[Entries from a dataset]
-----

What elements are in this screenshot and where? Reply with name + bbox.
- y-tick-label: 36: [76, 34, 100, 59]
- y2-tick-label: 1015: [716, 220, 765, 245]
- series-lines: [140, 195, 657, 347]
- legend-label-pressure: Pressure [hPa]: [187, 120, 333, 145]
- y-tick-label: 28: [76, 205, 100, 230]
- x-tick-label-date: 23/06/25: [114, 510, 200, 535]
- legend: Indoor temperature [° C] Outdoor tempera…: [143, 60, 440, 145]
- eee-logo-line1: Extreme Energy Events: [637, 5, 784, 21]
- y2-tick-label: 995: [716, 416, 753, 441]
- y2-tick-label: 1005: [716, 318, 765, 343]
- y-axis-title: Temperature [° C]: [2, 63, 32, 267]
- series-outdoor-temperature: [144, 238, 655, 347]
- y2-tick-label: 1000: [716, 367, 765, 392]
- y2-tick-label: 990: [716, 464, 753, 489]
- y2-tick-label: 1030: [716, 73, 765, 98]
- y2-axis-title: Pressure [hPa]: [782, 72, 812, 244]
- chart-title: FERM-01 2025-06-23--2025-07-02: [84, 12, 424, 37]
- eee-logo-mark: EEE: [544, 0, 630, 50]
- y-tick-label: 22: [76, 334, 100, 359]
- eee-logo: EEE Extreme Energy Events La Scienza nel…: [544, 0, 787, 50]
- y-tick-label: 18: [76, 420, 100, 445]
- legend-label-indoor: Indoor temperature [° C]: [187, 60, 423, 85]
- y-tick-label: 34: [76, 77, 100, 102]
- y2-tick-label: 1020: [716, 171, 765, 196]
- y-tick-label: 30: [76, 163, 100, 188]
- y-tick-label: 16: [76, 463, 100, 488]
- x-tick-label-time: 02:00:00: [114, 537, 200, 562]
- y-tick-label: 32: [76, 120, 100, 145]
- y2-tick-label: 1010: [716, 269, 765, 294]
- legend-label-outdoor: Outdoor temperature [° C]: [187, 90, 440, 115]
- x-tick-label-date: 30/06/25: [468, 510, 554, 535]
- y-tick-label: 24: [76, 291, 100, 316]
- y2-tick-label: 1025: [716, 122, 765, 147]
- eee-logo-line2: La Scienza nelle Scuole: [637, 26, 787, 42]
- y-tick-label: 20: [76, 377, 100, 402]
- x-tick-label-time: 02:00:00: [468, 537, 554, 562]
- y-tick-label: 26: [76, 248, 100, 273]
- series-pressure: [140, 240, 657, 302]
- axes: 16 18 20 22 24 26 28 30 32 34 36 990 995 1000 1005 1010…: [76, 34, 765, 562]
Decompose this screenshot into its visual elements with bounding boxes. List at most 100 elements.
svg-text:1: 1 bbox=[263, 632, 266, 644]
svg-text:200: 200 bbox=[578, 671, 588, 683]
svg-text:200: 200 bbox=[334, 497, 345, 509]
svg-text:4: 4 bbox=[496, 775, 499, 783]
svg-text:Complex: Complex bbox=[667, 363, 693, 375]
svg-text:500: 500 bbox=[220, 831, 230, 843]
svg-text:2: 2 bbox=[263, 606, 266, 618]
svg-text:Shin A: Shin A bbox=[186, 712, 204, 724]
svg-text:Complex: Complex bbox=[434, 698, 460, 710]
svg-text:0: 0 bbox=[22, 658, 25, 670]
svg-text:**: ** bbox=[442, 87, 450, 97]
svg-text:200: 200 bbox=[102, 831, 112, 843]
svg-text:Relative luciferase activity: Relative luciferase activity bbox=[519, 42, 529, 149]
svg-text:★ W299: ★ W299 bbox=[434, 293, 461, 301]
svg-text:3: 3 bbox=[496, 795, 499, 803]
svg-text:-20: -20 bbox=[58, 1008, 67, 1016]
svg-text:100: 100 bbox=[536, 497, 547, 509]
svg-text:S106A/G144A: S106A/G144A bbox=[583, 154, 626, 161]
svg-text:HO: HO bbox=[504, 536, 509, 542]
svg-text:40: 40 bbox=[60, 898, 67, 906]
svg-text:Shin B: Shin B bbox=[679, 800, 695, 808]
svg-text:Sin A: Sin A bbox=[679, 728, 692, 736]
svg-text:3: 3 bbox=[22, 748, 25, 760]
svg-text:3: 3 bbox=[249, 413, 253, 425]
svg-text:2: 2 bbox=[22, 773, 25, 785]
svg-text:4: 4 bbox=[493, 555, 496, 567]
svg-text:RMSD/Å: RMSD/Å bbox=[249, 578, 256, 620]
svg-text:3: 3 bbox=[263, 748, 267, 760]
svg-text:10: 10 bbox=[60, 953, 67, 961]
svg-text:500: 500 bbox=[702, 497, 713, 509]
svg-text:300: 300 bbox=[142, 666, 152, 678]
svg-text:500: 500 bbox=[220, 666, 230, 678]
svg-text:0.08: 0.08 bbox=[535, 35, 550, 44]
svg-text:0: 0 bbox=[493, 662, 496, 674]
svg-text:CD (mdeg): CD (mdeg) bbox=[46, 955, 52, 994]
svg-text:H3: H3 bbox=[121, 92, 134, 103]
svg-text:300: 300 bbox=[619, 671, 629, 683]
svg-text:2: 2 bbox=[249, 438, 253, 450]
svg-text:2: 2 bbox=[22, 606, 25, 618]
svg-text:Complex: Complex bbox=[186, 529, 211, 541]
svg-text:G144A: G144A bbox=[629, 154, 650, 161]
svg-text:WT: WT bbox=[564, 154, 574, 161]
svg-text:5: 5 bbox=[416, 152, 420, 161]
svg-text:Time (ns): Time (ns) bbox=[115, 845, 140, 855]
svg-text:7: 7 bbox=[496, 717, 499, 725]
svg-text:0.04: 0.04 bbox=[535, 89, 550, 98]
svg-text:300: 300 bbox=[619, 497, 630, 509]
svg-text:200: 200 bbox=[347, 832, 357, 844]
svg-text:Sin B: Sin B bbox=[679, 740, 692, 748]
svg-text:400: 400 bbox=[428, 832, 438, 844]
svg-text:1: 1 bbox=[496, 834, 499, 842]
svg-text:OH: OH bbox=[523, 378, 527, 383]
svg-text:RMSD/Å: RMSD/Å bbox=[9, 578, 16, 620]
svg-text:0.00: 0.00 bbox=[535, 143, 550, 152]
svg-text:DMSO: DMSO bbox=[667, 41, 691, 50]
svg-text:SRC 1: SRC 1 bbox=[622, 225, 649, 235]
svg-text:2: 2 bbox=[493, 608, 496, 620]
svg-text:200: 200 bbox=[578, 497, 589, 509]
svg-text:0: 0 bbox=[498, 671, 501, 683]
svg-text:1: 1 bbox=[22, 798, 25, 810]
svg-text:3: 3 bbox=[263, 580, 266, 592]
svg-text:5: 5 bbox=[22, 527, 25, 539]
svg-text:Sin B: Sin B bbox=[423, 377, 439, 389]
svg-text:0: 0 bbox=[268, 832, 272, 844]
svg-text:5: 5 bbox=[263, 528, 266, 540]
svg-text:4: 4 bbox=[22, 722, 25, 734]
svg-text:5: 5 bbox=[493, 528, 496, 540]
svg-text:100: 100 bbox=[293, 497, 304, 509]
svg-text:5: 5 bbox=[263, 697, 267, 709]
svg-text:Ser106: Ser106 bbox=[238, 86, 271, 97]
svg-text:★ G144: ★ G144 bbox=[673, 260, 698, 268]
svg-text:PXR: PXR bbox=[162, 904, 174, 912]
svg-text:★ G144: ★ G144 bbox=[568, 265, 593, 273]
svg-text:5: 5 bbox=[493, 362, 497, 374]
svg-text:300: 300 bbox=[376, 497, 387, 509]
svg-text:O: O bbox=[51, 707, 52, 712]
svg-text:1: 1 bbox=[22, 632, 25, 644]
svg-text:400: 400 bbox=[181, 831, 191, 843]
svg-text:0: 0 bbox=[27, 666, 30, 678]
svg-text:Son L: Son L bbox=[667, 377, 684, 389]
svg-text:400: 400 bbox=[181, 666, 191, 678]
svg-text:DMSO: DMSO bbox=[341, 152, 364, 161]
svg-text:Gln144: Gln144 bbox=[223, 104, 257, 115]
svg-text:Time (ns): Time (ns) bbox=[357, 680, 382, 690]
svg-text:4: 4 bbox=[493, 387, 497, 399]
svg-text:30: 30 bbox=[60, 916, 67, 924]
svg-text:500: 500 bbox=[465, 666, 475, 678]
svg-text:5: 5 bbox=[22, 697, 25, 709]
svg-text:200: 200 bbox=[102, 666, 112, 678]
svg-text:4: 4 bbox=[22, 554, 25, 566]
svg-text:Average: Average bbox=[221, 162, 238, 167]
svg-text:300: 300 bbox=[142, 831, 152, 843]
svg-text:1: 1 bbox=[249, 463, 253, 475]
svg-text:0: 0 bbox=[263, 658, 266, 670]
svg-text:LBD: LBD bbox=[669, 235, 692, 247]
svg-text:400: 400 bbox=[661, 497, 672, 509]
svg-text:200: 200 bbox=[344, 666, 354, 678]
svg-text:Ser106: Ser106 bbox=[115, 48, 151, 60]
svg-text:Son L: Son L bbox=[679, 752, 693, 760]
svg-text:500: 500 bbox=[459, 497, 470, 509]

-----

Task directions:
Replace "y2-tick-label" with "secondary-y-tick-label" in the entries from the start through the line containing "- x-tick-label-date: 23/06/25: [114, 510, 200, 535]", and give back only those lines with nothing else changed.

Reply to the task:
What elements are in this screenshot and where? Reply with name + bbox.
- y-tick-label: 36: [76, 34, 100, 59]
- secondary-y-tick-label: 1015: [716, 220, 765, 245]
- series-lines: [140, 195, 657, 347]
- legend-label-pressure: Pressure [hPa]: [187, 120, 333, 145]
- y-tick-label: 28: [76, 205, 100, 230]
- x-tick-label-date: 23/06/25: [114, 510, 200, 535]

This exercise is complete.